CHALLENGE: Copy out all the records exactly.

[Data entries]
──────────

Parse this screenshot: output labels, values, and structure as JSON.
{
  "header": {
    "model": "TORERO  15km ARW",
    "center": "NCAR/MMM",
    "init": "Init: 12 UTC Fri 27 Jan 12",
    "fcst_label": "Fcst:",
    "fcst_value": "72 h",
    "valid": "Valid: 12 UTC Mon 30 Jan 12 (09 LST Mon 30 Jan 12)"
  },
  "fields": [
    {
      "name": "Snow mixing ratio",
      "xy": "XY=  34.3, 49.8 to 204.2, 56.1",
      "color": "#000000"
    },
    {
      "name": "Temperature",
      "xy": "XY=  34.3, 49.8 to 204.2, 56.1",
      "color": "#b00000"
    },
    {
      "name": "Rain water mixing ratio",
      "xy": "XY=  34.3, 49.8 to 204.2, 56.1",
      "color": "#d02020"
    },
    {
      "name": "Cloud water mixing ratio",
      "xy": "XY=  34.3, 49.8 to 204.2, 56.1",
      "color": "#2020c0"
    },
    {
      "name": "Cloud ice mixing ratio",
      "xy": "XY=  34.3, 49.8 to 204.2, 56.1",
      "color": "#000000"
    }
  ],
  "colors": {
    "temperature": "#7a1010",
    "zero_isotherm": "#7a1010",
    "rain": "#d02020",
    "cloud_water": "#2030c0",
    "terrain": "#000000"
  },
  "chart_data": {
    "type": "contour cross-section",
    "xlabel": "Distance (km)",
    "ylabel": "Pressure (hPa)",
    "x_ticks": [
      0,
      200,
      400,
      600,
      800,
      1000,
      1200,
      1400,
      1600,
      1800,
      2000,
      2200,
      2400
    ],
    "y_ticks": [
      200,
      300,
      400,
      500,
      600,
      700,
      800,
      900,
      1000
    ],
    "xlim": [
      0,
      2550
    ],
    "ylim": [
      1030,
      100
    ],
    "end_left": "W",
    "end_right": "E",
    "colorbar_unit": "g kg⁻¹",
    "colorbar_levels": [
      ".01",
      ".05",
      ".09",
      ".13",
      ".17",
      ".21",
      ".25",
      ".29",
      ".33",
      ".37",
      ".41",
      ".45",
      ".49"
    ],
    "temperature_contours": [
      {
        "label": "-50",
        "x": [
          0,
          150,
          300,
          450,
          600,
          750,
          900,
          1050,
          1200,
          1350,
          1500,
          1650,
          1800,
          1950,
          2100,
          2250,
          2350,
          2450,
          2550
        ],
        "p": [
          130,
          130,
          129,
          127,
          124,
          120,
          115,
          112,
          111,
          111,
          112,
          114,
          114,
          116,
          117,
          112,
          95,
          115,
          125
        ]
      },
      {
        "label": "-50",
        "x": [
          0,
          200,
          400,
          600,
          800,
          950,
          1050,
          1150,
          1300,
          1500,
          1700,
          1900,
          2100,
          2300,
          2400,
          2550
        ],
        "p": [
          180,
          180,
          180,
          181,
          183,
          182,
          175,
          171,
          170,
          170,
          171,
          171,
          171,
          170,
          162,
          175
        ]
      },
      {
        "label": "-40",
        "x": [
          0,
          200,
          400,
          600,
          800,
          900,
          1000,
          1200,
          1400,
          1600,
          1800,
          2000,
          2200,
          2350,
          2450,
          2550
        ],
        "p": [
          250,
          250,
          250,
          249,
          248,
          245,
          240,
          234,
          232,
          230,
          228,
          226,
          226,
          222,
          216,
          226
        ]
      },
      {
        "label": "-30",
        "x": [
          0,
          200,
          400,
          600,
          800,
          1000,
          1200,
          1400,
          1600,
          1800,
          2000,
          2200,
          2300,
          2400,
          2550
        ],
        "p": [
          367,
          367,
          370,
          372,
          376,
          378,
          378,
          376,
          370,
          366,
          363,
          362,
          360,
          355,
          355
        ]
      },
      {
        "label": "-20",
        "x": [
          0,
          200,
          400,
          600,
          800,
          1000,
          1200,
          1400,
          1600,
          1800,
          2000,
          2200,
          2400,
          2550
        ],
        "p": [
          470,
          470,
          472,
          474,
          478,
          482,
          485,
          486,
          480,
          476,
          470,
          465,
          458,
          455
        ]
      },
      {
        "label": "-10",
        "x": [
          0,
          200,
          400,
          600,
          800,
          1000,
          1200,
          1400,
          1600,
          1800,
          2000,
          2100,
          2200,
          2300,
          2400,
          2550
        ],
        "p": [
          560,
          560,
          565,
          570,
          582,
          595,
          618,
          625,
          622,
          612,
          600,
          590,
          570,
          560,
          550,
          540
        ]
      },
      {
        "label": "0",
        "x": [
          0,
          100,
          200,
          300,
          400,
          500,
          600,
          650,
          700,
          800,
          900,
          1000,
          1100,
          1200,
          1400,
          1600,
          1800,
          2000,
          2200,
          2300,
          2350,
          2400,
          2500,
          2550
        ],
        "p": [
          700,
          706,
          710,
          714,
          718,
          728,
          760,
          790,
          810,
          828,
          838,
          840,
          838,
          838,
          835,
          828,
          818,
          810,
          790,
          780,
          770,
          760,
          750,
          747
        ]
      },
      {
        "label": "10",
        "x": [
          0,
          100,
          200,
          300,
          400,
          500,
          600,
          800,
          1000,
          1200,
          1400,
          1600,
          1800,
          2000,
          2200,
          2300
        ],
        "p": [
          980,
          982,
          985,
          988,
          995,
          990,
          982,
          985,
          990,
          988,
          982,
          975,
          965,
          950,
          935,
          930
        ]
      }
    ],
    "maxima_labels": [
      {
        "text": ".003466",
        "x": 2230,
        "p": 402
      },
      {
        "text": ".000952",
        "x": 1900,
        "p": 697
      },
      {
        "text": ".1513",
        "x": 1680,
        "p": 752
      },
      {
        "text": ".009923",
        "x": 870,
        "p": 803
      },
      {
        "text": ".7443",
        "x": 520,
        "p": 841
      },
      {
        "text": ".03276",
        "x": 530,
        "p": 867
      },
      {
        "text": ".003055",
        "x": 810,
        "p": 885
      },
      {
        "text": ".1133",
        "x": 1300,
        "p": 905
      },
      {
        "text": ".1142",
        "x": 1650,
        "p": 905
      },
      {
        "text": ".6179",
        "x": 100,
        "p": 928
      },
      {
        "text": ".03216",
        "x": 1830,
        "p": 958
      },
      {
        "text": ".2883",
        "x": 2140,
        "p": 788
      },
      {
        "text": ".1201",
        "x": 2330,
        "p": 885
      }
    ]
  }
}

──────────

TASK OUTPUT:
Parse this screenshot: output labels, values, and structure as JSON.
{
  "header": {
    "model": "TORERO  15km ARW",
    "center": "NCAR/MMM",
    "init": "Init: 12 UTC Fri 27 Jan 12",
    "fcst_label": "Fcst:",
    "fcst_value": "72 h",
    "valid": "Valid: 12 UTC Mon 30 Jan 12 (09 LST Mon 30 Jan 12)"
  },
  "fields": [
    {
      "name": "Snow mixing ratio",
      "xy": "XY=  34.3, 49.8 to 204.2, 56.1",
      "color": "#000000"
    },
    {
      "name": "Temperature",
      "xy": "XY=  34.3, 49.8 to 204.2, 56.1",
      "color": "#b00000"
    },
    {
      "name": "Rain water mixing ratio",
      "xy": "XY=  34.3, 49.8 to 204.2, 56.1",
      "color": "#d02020"
    },
    {
      "name": "Cloud water mixing ratio",
      "xy": "XY=  34.3, 49.8 to 204.2, 56.1",
      "color": "#2020c0"
    },
    {
      "name": "Cloud ice mixing ratio",
      "xy": "XY=  34.3, 49.8 to 204.2, 56.1",
      "color": "#000000"
    }
  ],
  "colors": {
    "temperature": "#7a1010",
    "zero_isotherm": "#7a1010",
    "rain": "#d02020",
    "cloud_water": "#2030c0",
    "terrain": "#000000"
  },
  "chart_data": {
    "type": "contour cross-section",
    "xlabel": "Distance (km)",
    "ylabel": "Pressure (hPa)",
    "x_ticks": [
      0,
      200,
      400,
      600,
      800,
      1000,
      1200,
      1400,
      1600,
      1800,
      2000,
      2200,
      2400
    ],
    "y_ticks": [
      200,
      300,
      400,
      500,
      600,
      700,
      800,
      900,
      1000
    ],
    "xlim": [
      0,
      2550
    ],
    "ylim": [
      1030,
      100
    ],
    "end_left": "W",
    "end_right": "E",
    "colorbar_unit": "g kg⁻¹",
    "colorbar_levels": [
      ".01",
      ".05",
      ".09",
      ".13",
      ".17",
      ".21",
      ".25",
      ".29",
      ".33",
      ".37",
      ".41",
      ".45",
      ".49"
    ],
    "temperature_contours": [
      {
        "label": "-50",
        "x": [
          0,
          150,
          300,
          450,
          600,
          750,
          900,
          1050,
          1200,
          1350,
          1500,
          1650,
          1800,
          1950,
          2100,
          2250,
          2350,
          2450,
          2550
        ],
        "p": [
          130,
          130,
          129,
          127,
          124,
          120,
          115,
          112,
          111,
          111,
          112,
          114,
          114,
          116,
          117,
          112,
          95,
          115,
          125
        ]
      },
      {
        "label": "-50",
        "x": [
          0,
          200,
          400,
          600,
          800,
          950,
          1050,
          1150,
          1300,
          1500,
          1700,
          1900,
          2100,
          2300,
          2400,
          2550
        ],
        "p": [
          180,
          180,
          180,
          181,
          183,
          182,
          175,
          171,
          170,
          170,
          171,
          171,
          171,
          170,
          162,
          175
        ]
      },
      {
        "label": "-40",
        "x": [
          0,
          200,
          400,
          600,
          800,
          900,
          1000,
          1200,
          1400,
          1600,
          1800,
          2000,
          2200,
          2350,
          2450,
          2550
        ],
        "p": [
          250,
          250,
          250,
          249,
          248,
          245,
          240,
          234,
          232,
          230,
          228,
          226,
          226,
          222,
          216,
          226
        ]
      },
      {
        "label": "-30",
        "x": [
          0,
          200,
          400,
          600,
          800,
          1000,
          1200,
          1400,
          1600,
          1800,
          2000,
          2200,
          2300,
          2400,
          2550
        ],
        "p": [
          367,
          367,
          370,
          372,
          376,
          378,
          378,
          376,
          370,
          366,
          363,
          362,
          360,
          355,
          355
        ]
      },
      {
        "label": "-20",
        "x": [
          0,
          200,
          400,
          600,
          800,
          1000,
          1200,
          1400,
          1600,
          1800,
          2000,
          2200,
          2400,
          2550
        ],
        "p": [
          470,
          470,
          472,
          474,
          478,
          482,
          485,
          486,
          480,
          476,
          470,
          465,
          458,
          455
        ]
      },
      {
        "label": "-10",
        "x": [
          0,
          200,
          400,
          600,
          800,
          1000,
          1200,
          1400,
          1600,
          1800,
          2000,
          2100,
          2200,
          2300,
          2400,
          2550
        ],
        "p": [
          560,
          560,
          565,
          570,
          582,
          595,
          618,
          625,
          622,
          612,
          600,
          590,
          570,
          560,
          550,
          540
        ]
      },
      {
        "label": "0",
        "x": [
          0,
          100,
          200,
          300,
          400,
          500,
          600,
          650,
          700,
          800,
          900,
          1000,
          1100,
          1200,
          1400,
          1600,
          1800,
          2000,
          2200,
          2300,
          2350,
          2400,
          2500,
          2550
        ],
        "p": [
          700,
          706,
          710,
          714,
          718,
          728,
          760,
          790,
          810,
          828,
          838,
          840,
          838,
          838,
          835,
          828,
          818,
          810,
          790,
          780,
          770,
          760,
          750,
          747
        ]
      },
      {
        "label": "10",
        "x": [
          0,
          100,
          200,
          300,
          400,
          500,
          600,
          800,
          1000,
          1200,
          1400,
          1600,
          1800,
          2000,
          2200,
          2300
        ],
        "p": [
          980,
          982,
          985,
          988,
          995,
          990,
          982,
          985,
          990,
          988,
          982,
          975,
          965,
          950,
          935,
          930
        ]
      }
    ],
    "maxima_labels": [
      {
        "text": ".003466",
        "x": 2230,
        "p": 402
      },
      {
        "text": ".000952",
        "x": 1900,
        "p": 697
      },
      {
        "text": ".1513",
        "x": 1680,
        "p": 752
      },
      {
        "text": ".009923",
        "x": 870,
        "p": 803
      },
      {
        "text": ".7443",
        "x": 520,
        "p": 841
      },
      {
        "text": ".03276",
        "x": 530,
        "p": 867
      },
      {
        "text": ".003055",
        "x": 810,
        "p": 885
      },
      {
        "text": ".1133",
        "x": 1300,
        "p": 905
      },
      {
        "text": ".1142",
        "x": 1650,
        "p": 905
      },
      {
        "text": ".6179",
        "x": 100,
        "p": 928
      },
      {
        "text": ".03216",
        "x": 1830,
        "p": 958
      },
      {
        "text": ".2883",
        "x": 2140,
        "p": 788
      },
      {
        "text": ".1201",
        "x": 2330,
        "p": 885
      }
    ]
  }
}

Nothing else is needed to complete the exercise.